■ Your task ■
Check each line of the material. Copy those containing "DuoTe".

Stored entries
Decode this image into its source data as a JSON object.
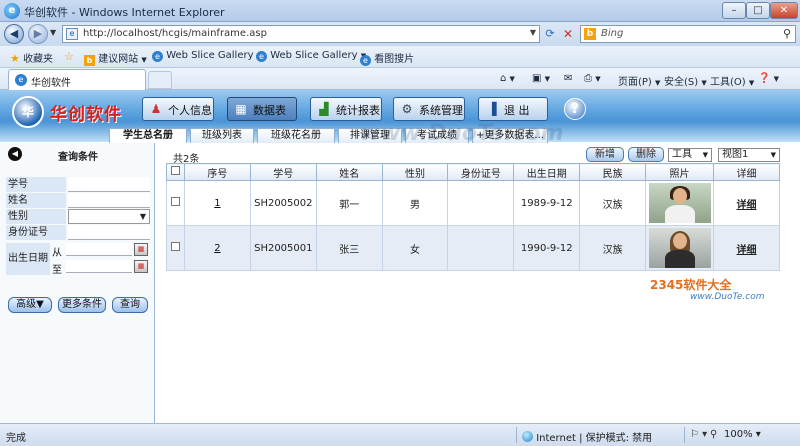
{
  "browser": {
    "window_title": "华创软件 - Windows Internet Explorer",
    "url": "http://localhost/hcgis/mainframe.asp",
    "search_placeholder": "Bing",
    "favorites_label": "收藏夹",
    "favorites": [
      {
        "label": "建议网站"
      },
      {
        "label": "Web Slice Gallery"
      },
      {
        "label": "Web Slice Gallery"
      },
      {
        "label": "看图搜片"
      }
    ],
    "tab_label": "华创软件",
    "commands": {
      "page": "页面(P)",
      "safety": "安全(S)",
      "tools": "工具(O)"
    },
    "status": {
      "done": "完成",
      "zone": "Internet | 保护模式: 禁用",
      "zoom": "100%"
    }
  },
  "app": {
    "logo_text": "华创软件",
    "nav_buttons": [
      {
        "label": "个人信息"
      },
      {
        "label": "数据表"
      },
      {
        "label": "统计报表"
      },
      {
        "label": "系统管理"
      },
      {
        "label": "退  出"
      }
    ],
    "sub_tabs": [
      "学生总名册",
      "班级列表",
      "班级花名册",
      "排课管理",
      "考试成绩",
      "+更多数据表..."
    ],
    "query": {
      "title": "查询条件",
      "fields": [
        "学号",
        "姓名",
        "性别",
        "身份证号"
      ],
      "birth_label": "出生日期",
      "from_label": "从",
      "to_label": "至",
      "buttons": [
        "高级▼",
        "更多条件",
        "查询"
      ]
    },
    "grid": {
      "count_text": "共2条",
      "new_button": "新增",
      "delete_button": "删除",
      "tools_combo": "工具",
      "view_combo": "视图1",
      "columns": [
        "序号",
        "学号",
        "姓名",
        "性别",
        "身份证号",
        "出生日期",
        "民族",
        "照片",
        "详细"
      ],
      "rows": [
        {
          "seq": "1",
          "id": "SH2005002",
          "name": "郭一",
          "gender": "男",
          "idcard": "",
          "birth": "1989-9-12",
          "ethnic": "汉族",
          "detail": "详细"
        },
        {
          "seq": "2",
          "id": "SH2005001",
          "name": "张三",
          "gender": "女",
          "idcard": "",
          "birth": "1990-9-12",
          "ethnic": "汉族",
          "detail": "详细"
        }
      ]
    },
    "watermarks": {
      "main": "www.DuoTe.com",
      "corner_brand": "2345软件大全",
      "corner_url": "www.DuoTe.com"
    }
  }
}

■ Solution to this problem ■
      "main": "www.DuoTe.com",
      "corner_url": "www.DuoTe.com"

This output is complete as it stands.